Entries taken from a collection
- - - - -

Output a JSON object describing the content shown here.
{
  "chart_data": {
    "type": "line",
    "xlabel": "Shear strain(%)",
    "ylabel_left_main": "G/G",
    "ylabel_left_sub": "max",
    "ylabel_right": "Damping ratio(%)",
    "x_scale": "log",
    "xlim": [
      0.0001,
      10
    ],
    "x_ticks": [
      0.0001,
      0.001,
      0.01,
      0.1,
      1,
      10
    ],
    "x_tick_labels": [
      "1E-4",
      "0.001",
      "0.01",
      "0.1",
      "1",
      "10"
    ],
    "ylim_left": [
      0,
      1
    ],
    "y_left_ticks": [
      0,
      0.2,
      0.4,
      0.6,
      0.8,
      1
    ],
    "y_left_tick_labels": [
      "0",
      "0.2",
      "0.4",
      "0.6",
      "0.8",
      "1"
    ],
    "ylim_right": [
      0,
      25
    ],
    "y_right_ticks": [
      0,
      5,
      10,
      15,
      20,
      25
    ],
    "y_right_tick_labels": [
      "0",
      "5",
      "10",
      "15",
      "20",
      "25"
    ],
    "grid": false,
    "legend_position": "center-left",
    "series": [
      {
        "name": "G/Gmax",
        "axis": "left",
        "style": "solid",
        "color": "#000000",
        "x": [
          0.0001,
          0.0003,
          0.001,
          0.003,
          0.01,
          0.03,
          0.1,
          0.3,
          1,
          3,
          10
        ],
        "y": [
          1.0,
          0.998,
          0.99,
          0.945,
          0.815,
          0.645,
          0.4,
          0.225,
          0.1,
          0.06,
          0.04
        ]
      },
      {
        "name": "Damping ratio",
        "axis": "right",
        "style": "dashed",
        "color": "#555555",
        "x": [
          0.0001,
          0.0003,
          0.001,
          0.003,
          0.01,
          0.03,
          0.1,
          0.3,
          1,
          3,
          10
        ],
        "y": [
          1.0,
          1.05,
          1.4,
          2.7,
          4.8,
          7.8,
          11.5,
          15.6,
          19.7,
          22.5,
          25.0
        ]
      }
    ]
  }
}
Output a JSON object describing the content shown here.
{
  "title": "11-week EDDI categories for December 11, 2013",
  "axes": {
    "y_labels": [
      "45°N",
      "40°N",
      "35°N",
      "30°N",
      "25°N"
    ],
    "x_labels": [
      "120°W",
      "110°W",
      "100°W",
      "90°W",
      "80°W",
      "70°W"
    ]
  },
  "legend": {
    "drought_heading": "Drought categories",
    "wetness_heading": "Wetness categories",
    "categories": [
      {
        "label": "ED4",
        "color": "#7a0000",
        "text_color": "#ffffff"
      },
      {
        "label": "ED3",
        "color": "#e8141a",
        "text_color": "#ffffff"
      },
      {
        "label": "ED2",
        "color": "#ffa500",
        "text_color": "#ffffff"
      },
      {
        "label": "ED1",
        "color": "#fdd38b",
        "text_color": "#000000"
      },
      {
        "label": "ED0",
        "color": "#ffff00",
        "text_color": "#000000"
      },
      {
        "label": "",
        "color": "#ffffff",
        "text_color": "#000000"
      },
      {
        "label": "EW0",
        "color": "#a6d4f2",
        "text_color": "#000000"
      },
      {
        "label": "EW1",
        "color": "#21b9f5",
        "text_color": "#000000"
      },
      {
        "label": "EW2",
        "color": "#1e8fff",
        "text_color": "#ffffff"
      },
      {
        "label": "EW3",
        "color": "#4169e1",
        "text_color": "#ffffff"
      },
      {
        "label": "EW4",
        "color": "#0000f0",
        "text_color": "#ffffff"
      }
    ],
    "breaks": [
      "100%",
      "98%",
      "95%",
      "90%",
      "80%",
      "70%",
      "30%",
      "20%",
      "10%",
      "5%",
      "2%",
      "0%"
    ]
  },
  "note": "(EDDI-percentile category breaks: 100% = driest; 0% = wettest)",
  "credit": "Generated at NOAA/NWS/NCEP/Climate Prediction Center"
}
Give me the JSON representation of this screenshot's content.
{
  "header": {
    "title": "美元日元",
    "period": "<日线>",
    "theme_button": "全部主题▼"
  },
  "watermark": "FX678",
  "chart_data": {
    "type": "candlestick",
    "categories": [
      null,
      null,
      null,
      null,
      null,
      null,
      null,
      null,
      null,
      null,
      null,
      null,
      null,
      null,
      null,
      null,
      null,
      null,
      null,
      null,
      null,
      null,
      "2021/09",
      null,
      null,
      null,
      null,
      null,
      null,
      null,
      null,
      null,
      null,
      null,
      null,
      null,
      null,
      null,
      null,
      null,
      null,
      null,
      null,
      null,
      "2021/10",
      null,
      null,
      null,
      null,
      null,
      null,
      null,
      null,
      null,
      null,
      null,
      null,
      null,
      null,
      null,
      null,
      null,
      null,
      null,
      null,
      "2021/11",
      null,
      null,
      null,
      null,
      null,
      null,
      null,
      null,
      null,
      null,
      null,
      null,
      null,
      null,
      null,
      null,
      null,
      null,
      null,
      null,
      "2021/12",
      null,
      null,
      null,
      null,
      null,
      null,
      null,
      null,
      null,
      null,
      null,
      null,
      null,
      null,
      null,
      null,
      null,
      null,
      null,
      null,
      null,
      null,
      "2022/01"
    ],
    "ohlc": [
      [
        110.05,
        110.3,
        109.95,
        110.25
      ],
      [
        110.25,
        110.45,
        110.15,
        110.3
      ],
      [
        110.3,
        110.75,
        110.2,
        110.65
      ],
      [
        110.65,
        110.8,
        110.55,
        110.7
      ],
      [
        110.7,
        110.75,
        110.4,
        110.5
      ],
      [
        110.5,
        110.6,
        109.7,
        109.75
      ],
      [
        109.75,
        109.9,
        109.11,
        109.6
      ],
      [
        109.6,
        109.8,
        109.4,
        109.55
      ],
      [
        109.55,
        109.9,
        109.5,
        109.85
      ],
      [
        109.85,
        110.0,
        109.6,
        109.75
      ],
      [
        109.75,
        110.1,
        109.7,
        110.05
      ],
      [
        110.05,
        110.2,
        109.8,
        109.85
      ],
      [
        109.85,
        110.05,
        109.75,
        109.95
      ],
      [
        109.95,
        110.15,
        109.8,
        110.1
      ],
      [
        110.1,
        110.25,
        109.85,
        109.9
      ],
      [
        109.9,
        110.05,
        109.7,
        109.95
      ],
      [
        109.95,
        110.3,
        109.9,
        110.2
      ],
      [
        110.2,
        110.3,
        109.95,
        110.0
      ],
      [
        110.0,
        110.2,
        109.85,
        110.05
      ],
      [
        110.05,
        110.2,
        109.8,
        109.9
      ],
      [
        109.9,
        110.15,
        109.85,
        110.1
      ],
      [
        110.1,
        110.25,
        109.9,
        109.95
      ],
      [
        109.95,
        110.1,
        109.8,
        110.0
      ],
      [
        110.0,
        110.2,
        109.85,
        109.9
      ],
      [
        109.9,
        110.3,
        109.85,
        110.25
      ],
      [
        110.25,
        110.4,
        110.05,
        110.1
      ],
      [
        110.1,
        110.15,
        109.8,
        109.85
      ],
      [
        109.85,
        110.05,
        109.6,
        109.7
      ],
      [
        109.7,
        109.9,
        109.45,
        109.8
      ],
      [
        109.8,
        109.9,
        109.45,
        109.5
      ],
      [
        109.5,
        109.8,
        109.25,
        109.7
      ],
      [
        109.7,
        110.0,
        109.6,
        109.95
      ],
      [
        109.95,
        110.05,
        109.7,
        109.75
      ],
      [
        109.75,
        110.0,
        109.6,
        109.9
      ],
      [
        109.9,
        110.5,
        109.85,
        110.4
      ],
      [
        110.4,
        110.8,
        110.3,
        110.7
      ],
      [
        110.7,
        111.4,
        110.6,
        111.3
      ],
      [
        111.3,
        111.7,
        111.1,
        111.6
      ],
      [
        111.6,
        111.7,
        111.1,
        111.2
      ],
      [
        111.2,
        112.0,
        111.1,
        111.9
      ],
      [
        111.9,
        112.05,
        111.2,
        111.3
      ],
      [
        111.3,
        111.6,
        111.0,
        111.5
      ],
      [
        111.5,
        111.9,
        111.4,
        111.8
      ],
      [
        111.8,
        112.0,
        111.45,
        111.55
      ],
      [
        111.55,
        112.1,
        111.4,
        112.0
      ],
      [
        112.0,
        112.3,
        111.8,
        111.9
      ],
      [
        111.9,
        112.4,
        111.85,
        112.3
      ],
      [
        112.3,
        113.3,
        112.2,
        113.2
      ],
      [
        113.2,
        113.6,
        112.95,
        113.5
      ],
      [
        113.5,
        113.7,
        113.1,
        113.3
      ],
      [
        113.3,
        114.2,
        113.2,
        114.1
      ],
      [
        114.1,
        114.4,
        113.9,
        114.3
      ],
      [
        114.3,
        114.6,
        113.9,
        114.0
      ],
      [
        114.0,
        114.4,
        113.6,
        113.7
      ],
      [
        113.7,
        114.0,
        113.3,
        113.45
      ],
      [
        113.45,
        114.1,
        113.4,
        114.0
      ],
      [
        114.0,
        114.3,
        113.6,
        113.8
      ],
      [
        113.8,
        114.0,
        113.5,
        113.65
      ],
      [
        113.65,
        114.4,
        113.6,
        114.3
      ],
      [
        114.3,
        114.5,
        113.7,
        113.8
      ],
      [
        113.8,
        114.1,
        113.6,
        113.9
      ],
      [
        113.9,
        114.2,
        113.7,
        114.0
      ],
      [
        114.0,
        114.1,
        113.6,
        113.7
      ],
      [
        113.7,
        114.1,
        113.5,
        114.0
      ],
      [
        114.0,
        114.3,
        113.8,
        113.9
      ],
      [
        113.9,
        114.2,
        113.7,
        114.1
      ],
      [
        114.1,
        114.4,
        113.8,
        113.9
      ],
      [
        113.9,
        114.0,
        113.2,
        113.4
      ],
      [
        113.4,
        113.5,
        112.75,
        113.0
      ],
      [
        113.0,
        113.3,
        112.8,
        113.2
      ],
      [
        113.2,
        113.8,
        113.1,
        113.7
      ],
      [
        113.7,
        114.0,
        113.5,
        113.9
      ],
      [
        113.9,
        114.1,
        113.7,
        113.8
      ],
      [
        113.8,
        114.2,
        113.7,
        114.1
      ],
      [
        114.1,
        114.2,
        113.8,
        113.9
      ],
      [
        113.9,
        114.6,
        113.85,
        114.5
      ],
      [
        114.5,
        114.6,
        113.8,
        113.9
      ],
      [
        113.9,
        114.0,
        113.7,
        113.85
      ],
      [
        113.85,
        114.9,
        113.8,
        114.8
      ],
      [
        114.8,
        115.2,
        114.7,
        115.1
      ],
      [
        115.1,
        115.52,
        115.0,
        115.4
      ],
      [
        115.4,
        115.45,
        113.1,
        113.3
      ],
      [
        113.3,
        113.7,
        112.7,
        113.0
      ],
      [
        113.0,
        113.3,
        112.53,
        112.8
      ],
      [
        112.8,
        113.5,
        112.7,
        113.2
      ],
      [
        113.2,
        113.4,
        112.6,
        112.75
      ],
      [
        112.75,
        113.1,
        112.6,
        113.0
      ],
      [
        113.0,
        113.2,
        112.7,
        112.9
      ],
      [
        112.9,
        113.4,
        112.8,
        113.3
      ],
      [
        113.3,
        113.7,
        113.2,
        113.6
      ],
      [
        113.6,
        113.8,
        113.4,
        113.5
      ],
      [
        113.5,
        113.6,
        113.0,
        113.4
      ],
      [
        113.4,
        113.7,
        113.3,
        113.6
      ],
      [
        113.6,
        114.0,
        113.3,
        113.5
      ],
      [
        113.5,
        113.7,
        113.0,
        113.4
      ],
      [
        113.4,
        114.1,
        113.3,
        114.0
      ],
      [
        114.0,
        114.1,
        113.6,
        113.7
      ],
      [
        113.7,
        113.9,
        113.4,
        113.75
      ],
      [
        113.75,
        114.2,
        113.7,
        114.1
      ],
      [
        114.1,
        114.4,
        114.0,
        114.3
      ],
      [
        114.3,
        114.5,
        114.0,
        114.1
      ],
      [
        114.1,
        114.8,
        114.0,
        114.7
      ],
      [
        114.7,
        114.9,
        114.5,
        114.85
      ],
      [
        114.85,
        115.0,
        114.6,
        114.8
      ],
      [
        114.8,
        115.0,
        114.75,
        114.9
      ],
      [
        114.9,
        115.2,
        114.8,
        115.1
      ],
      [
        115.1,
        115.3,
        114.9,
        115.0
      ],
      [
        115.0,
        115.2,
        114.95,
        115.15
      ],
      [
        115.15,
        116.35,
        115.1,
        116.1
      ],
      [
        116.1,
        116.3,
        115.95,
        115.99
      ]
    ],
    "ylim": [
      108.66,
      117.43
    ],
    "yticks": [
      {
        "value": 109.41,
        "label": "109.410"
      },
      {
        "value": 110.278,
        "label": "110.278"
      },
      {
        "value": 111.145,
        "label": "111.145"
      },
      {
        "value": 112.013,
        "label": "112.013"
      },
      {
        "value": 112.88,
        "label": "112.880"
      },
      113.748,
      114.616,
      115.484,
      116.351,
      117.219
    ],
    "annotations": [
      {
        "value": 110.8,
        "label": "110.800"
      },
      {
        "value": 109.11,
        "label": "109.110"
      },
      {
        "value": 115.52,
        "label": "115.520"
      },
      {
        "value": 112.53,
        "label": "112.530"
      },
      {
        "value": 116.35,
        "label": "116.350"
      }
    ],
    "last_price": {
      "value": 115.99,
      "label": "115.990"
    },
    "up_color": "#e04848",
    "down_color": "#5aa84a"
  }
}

- - - - -

▶ [Your objective] Show each line holding the word "categories".

▶ [Final result]
  "title": "11-week EDDI categories for December 11, 2013",
    "drought_heading": "Drought categories",
    "wetness_heading": "Wetness categories",
    "categories": [
    "categories": [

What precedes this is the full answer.